BEGIN The input

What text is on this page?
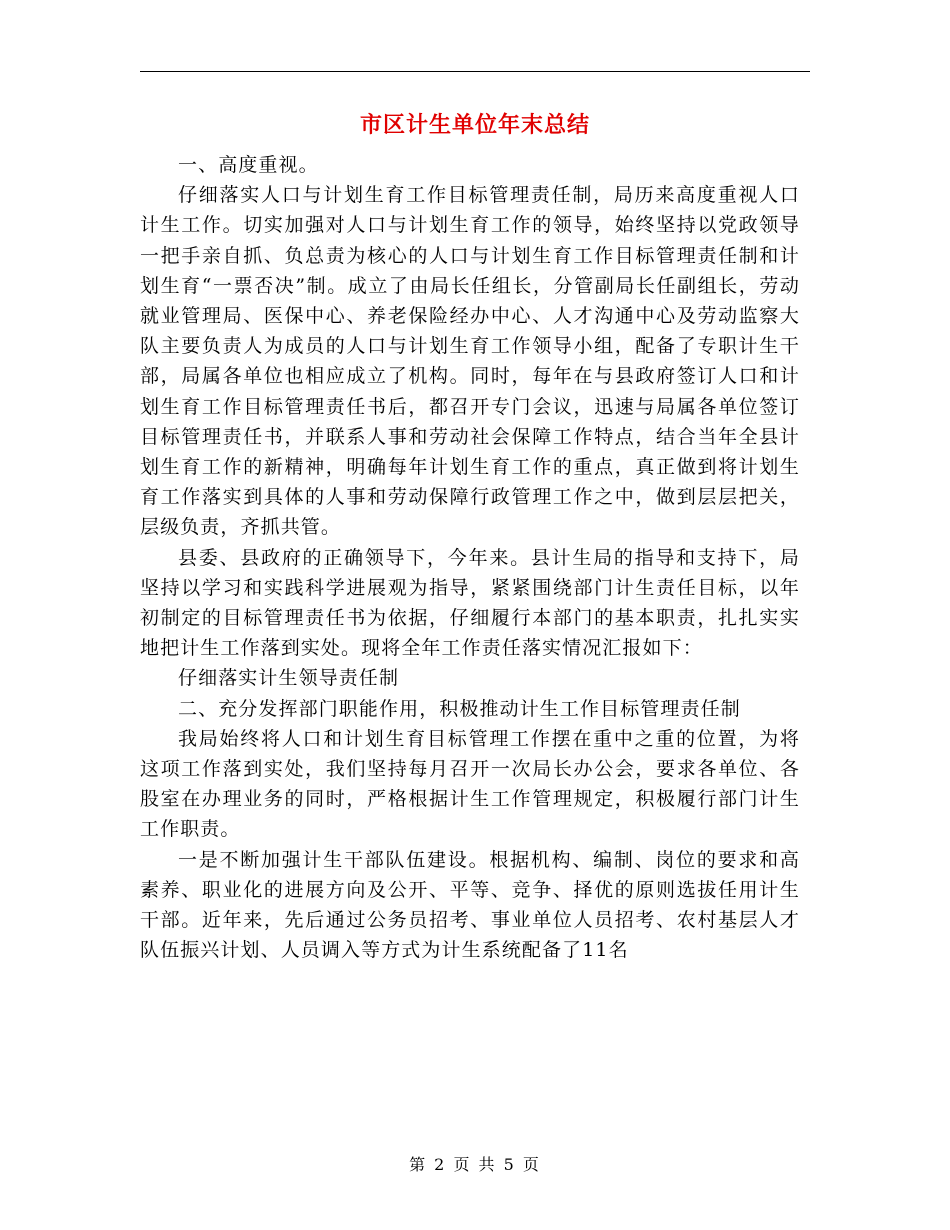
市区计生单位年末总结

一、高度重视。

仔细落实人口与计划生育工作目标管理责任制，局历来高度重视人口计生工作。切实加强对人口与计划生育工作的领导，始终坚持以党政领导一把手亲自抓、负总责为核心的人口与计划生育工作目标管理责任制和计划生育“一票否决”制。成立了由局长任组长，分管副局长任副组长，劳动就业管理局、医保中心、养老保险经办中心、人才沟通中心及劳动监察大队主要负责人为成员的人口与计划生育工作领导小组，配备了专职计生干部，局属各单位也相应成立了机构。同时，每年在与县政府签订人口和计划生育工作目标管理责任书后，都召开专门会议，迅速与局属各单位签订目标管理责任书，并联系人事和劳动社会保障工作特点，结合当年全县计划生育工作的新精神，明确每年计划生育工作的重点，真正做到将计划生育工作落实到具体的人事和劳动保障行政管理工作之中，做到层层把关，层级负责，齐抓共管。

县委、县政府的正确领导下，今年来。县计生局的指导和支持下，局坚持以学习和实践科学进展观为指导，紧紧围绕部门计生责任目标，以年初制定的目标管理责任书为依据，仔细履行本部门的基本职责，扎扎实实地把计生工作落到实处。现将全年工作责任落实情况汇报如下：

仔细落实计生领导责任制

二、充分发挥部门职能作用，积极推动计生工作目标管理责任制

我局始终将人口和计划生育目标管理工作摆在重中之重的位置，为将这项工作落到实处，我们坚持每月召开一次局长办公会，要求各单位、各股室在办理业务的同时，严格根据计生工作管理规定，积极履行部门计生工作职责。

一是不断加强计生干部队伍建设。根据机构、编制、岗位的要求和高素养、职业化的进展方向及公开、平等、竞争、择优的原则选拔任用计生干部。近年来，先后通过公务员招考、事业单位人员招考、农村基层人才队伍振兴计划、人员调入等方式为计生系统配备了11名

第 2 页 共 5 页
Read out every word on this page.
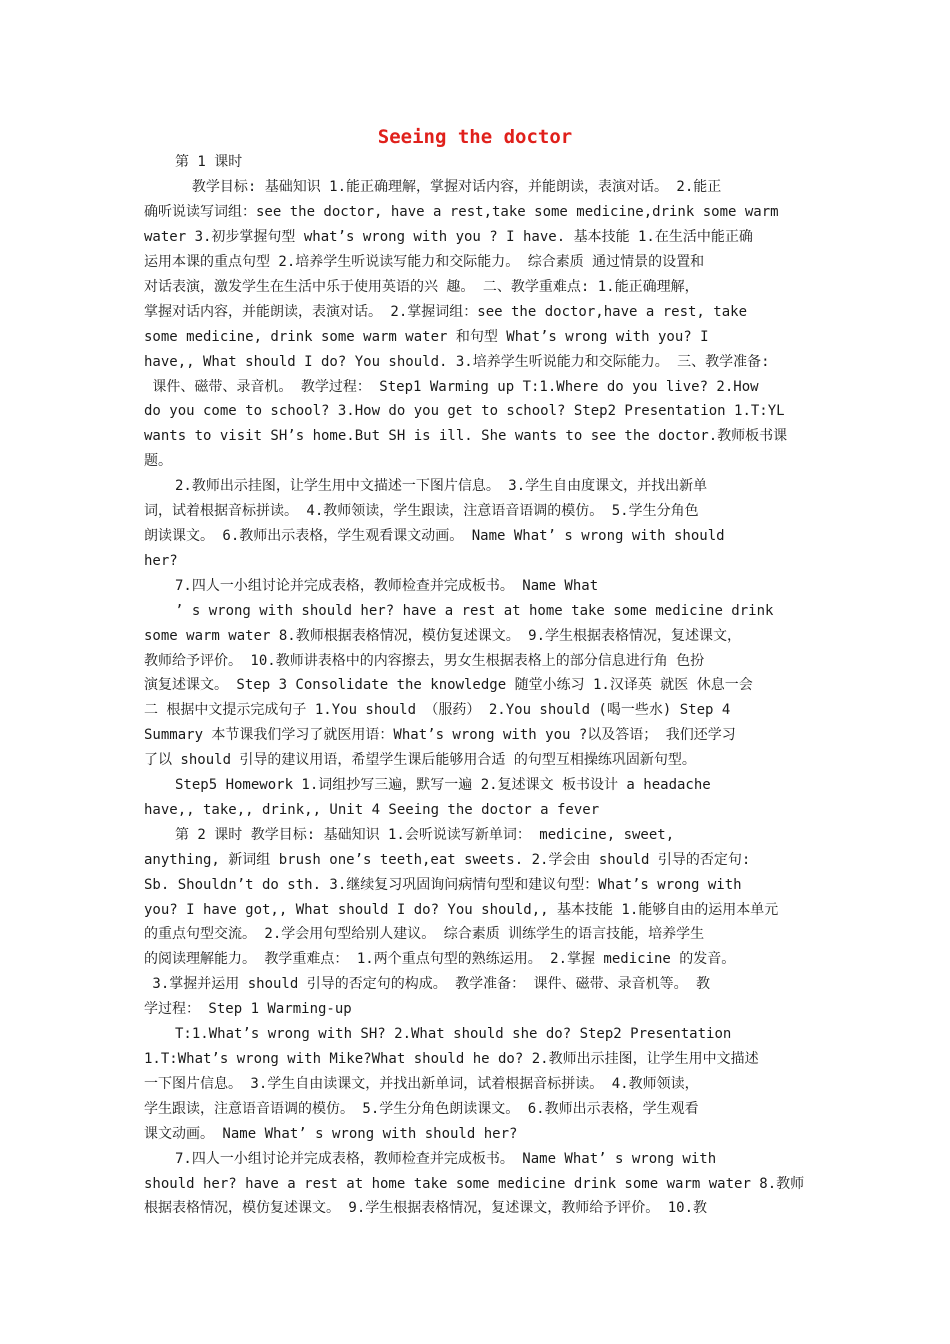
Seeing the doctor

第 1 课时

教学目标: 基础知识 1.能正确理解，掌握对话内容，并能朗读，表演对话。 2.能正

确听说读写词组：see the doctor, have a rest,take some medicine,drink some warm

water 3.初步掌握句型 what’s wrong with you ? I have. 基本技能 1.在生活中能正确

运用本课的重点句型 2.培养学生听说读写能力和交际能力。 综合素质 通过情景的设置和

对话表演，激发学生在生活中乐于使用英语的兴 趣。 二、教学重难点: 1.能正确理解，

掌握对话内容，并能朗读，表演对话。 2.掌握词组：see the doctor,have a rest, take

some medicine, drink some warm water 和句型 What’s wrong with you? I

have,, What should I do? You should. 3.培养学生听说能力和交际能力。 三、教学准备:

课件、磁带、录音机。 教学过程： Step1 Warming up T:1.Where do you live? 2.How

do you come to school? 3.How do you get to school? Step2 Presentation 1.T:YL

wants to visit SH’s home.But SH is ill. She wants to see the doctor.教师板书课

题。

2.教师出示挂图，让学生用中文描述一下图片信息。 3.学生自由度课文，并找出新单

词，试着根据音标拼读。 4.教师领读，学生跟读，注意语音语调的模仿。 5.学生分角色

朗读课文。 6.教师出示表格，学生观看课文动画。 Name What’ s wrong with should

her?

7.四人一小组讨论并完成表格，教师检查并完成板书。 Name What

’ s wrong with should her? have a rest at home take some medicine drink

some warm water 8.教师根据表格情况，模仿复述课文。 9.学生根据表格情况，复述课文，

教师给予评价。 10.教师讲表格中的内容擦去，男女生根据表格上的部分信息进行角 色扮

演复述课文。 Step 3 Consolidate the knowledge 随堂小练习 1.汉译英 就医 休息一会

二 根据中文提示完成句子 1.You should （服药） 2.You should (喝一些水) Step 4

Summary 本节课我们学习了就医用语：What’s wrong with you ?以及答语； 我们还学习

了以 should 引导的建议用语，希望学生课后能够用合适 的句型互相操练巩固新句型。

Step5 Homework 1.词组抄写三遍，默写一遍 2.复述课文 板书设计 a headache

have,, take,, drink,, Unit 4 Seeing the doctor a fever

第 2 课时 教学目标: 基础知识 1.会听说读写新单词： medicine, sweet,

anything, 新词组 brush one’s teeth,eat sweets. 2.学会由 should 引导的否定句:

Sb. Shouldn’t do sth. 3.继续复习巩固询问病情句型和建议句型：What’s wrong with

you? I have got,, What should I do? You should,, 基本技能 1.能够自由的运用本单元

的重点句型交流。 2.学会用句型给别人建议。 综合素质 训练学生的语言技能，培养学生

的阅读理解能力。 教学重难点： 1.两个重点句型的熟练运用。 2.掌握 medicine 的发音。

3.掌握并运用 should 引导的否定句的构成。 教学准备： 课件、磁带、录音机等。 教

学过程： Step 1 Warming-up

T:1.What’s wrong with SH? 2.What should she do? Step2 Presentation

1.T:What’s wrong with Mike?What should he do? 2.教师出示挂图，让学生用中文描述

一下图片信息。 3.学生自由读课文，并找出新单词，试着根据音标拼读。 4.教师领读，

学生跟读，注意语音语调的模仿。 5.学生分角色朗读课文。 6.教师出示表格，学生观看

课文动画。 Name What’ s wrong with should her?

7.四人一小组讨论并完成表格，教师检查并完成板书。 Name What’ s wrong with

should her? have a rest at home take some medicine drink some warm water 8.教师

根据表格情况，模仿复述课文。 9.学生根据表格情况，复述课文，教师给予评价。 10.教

END The input

## What is being asked:
Omitting all images, print the listing exactly.

## Solution for this problem:
What text is on this page?
市区计生单位年末总结

一、高度重视。

仔细落实人口与计划生育工作目标管理责任制，局历来高度重视人口计生工作。切实加强对人口与计划生育工作的领导，始终坚持以党政领导一把手亲自抓、负总责为核心的人口与计划生育工作目标管理责任制和计划生育“一票否决”制。成立了由局长任组长，分管副局长任副组长，劳动就业管理局、医保中心、养老保险经办中心、人才沟通中心及劳动监察大队主要负责人为成员的人口与计划生育工作领导小组，配备了专职计生干部，局属各单位也相应成立了机构。同时，每年在与县政府签订人口和计划生育工作目标管理责任书后，都召开专门会议，迅速与局属各单位签订目标管理责任书，并联系人事和劳动社会保障工作特点，结合当年全县计划生育工作的新精神，明确每年计划生育工作的重点，真正做到将计划生育工作落实到具体的人事和劳动保障行政管理工作之中，做到层层把关，层级负责，齐抓共管。

县委、县政府的正确领导下，今年来。县计生局的指导和支持下，局坚持以学习和实践科学进展观为指导，紧紧围绕部门计生责任目标，以年初制定的目标管理责任书为依据，仔细履行本部门的基本职责，扎扎实实地把计生工作落到实处。现将全年工作责任落实情况汇报如下：

仔细落实计生领导责任制

二、充分发挥部门职能作用，积极推动计生工作目标管理责任制

我局始终将人口和计划生育目标管理工作摆在重中之重的位置，为将这项工作落到实处，我们坚持每月召开一次局长办公会，要求各单位、各股室在办理业务的同时，严格根据计生工作管理规定，积极履行部门计生工作职责。

一是不断加强计生干部队伍建设。根据机构、编制、岗位的要求和高素养、职业化的进展方向及公开、平等、竞争、择优的原则选拔任用计生干部。近年来，先后通过公务员招考、事业单位人员招考、农村基层人才队伍振兴计划、人员调入等方式为计生系统配备了11名

第 2 页 共 5 页
Read out every word on this page.
Seeing the doctor

第 1 课时

教学目标: 基础知识 1.能正确理解，掌握对话内容，并能朗读，表演对话。 2.能正

确听说读写词组：see the doctor, have a rest,take some medicine,drink some warm

water 3.初步掌握句型 what’s wrong with you ? I have. 基本技能 1.在生活中能正确

运用本课的重点句型 2.培养学生听说读写能力和交际能力。 综合素质 通过情景的设置和

对话表演，激发学生在生活中乐于使用英语的兴 趣。 二、教学重难点: 1.能正确理解，

掌握对话内容，并能朗读，表演对话。 2.掌握词组：see the doctor,have a rest, take

some medicine, drink some warm water 和句型 What’s wrong with you? I

have,, What should I do? You should. 3.培养学生听说能力和交际能力。 三、教学准备:

课件、磁带、录音机。 教学过程： Step1 Warming up T:1.Where do you live? 2.How

do you come to school? 3.How do you get to school? Step2 Presentation 1.T:YL

wants to visit SH’s home.But SH is ill. She wants to see the doctor.教师板书课

题。

2.教师出示挂图，让学生用中文描述一下图片信息。 3.学生自由度课文，并找出新单

词，试着根据音标拼读。 4.教师领读，学生跟读，注意语音语调的模仿。 5.学生分角色

朗读课文。 6.教师出示表格，学生观看课文动画。 Name What’ s wrong with should

her?

7.四人一小组讨论并完成表格，教师检查并完成板书。 Name What

’ s wrong with should her? have a rest at home take some medicine drink

some warm water 8.教师根据表格情况，模仿复述课文。 9.学生根据表格情况，复述课文，

教师给予评价。 10.教师讲表格中的内容擦去，男女生根据表格上的部分信息进行角 色扮

演复述课文。 Step 3 Consolidate the knowledge 随堂小练习 1.汉译英 就医 休息一会

二 根据中文提示完成句子 1.You should （服药） 2.You should (喝一些水) Step 4

Summary 本节课我们学习了就医用语：What’s wrong with you ?以及答语； 我们还学习

了以 should 引导的建议用语，希望学生课后能够用合适 的句型互相操练巩固新句型。

Step5 Homework 1.词组抄写三遍，默写一遍 2.复述课文 板书设计 a headache

have,, take,, drink,, Unit 4 Seeing the doctor a fever

第 2 课时 教学目标: 基础知识 1.会听说读写新单词： medicine, sweet,

anything, 新词组 brush one’s teeth,eat sweets. 2.学会由 should 引导的否定句:

Sb. Shouldn’t do sth. 3.继续复习巩固询问病情句型和建议句型：What’s wrong with

you? I have got,, What should I do? You should,, 基本技能 1.能够自由的运用本单元

的重点句型交流。 2.学会用句型给别人建议。 综合素质 训练学生的语言技能，培养学生

的阅读理解能力。 教学重难点： 1.两个重点句型的熟练运用。 2.掌握 medicine 的发音。

3.掌握并运用 should 引导的否定句的构成。 教学准备： 课件、磁带、录音机等。 教

学过程： Step 1 Warming-up

T:1.What’s wrong with SH? 2.What should she do? Step2 Presentation

1.T:What’s wrong with Mike?What should he do? 2.教师出示挂图，让学生用中文描述

一下图片信息。 3.学生自由读课文，并找出新单词，试着根据音标拼读。 4.教师领读，

学生跟读，注意语音语调的模仿。 5.学生分角色朗读课文。 6.教师出示表格，学生观看

课文动画。 Name What’ s wrong with should her?

7.四人一小组讨论并完成表格，教师检查并完成板书。 Name What’ s wrong with

should her? have a rest at home take some medicine drink some warm water 8.教师

根据表格情况，模仿复述课文。 9.学生根据表格情况，复述课文，教师给予评价。 10.教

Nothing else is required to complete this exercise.